Short exercise
Render the lines of the records below as a numbered list, beginning at the line that contains "List all visible" and stopping after the line that contains "star: * <box>479 136 491 164</box>". Include only those lines and omit any blank lines.

Input for this task

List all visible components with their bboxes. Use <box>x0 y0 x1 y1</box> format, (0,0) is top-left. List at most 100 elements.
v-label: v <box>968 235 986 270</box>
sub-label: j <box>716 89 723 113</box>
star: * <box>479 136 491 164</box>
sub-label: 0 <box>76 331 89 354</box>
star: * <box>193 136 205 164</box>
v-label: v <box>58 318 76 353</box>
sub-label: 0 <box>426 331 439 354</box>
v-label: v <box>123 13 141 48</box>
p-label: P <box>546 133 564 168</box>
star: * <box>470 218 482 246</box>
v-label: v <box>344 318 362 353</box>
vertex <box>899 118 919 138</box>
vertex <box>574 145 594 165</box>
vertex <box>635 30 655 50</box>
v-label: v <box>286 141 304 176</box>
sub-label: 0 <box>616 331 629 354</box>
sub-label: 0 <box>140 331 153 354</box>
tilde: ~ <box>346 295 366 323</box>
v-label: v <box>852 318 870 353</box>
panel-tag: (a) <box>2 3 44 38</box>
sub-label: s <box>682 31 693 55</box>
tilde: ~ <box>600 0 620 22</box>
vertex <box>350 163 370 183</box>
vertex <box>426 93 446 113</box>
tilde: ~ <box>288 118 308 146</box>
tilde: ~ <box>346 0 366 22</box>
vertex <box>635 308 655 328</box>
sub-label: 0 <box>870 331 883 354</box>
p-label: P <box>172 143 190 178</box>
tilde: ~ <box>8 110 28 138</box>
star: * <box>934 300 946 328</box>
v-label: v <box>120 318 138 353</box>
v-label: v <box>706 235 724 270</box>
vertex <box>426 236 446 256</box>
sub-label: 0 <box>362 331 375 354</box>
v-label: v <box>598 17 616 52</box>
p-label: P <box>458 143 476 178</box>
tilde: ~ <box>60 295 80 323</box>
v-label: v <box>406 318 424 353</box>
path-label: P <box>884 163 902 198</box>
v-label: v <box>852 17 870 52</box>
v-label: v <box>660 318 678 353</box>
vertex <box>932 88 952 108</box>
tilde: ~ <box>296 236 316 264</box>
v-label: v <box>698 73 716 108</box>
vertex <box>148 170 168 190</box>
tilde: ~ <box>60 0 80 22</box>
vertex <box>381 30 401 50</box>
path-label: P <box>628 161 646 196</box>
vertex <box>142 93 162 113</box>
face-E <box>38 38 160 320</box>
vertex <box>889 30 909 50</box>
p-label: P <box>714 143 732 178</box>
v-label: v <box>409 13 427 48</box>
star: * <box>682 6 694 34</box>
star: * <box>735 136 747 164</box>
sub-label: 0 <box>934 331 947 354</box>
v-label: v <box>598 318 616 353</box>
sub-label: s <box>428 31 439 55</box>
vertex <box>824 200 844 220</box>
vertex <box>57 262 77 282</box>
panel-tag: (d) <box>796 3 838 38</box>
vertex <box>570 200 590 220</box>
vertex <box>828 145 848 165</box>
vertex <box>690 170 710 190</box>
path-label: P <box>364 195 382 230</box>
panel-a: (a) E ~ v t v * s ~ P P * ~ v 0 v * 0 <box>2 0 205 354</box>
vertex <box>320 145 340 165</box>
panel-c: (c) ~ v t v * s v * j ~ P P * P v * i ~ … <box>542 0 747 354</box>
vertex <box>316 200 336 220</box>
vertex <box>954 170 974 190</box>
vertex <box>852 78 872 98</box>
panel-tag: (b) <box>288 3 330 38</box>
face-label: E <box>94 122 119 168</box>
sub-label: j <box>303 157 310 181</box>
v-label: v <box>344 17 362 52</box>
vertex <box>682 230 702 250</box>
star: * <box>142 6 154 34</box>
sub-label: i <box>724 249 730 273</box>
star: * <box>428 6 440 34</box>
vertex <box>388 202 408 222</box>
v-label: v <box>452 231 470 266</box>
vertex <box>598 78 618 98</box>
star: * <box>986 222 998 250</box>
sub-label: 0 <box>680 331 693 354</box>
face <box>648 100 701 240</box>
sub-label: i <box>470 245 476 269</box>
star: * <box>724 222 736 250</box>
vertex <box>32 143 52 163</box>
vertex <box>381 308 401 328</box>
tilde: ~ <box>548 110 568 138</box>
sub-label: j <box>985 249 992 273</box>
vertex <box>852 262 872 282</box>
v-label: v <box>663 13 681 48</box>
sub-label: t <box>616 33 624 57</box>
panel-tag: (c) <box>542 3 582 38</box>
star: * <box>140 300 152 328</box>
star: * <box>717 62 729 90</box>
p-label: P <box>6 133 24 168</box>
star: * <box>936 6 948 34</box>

---

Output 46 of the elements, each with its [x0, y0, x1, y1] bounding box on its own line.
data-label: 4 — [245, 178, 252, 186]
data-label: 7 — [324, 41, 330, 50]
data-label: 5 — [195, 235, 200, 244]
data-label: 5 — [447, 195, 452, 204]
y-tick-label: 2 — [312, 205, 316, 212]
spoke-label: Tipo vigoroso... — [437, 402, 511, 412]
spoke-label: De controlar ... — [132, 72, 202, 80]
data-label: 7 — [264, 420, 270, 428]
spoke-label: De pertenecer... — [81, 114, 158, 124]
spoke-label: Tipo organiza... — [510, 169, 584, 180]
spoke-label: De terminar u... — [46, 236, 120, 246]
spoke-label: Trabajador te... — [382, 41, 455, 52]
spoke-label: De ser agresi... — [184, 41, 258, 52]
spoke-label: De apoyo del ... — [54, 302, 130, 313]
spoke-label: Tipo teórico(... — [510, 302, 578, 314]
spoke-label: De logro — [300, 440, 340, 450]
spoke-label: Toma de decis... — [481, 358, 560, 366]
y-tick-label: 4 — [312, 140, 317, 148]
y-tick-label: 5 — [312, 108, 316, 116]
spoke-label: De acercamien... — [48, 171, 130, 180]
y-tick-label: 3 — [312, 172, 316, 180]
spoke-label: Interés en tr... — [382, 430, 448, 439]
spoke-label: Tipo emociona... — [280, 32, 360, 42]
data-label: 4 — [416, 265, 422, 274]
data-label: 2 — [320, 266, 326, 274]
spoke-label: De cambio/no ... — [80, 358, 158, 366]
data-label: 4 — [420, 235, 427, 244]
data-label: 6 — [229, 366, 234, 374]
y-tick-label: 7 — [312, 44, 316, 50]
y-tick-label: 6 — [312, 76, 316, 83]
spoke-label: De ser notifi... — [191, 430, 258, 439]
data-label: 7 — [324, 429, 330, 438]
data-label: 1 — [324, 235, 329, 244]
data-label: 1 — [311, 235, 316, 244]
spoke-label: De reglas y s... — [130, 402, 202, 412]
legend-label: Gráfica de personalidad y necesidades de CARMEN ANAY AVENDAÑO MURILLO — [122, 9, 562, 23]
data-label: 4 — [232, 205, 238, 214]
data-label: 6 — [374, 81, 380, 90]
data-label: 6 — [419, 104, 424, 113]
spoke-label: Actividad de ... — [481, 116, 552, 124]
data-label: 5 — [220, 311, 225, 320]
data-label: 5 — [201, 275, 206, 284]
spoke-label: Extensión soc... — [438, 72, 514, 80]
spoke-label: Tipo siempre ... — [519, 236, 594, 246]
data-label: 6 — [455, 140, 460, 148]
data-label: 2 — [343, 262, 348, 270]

Answer below
1. List all visible components with their bboxes. Use <box>x0 y0 x1 y1</box> format, (0,0) is top-left. List at most 100 elements.
2. v-label: v <box>968 235 986 270</box>
3. sub-label: j <box>716 89 723 113</box>
4. star: * <box>479 136 491 164</box>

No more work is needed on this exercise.